INSTRUCTION: All of the data below should be written out exactly.

-- start of PROVIDED DATA --

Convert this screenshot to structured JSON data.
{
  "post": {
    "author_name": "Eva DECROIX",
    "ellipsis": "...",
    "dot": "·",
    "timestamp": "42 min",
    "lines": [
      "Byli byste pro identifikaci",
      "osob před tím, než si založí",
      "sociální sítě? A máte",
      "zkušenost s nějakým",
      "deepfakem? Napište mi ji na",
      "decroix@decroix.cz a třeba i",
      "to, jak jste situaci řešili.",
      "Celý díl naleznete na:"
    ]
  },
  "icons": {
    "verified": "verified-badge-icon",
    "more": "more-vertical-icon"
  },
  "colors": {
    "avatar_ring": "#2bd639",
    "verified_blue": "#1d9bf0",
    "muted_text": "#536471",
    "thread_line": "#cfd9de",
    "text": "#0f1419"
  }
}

-- end of PROVIDED DATA --

REPLY TO THE TASK:
Convert this screenshot to structured JSON data.
{
  "post": {
    "author_name": "Eva DECROIX",
    "ellipsis": "...",
    "dot": "·",
    "timestamp": "42 min",
    "lines": [
      "Byli byste pro identifikaci",
      "osob před tím, než si založí",
      "sociální sítě? A máte",
      "zkušenost s nějakým",
      "deepfakem? Napište mi ji na",
      "decroix@decroix.cz a třeba i",
      "to, jak jste situaci řešili.",
      "Celý díl naleznete na:"
    ]
  },
  "icons": {
    "verified": "verified-badge-icon",
    "more": "more-vertical-icon"
  },
  "colors": {
    "avatar_ring": "#2bd639",
    "verified_blue": "#1d9bf0",
    "muted_text": "#536471",
    "thread_line": "#cfd9de",
    "text": "#0f1419"
  }
}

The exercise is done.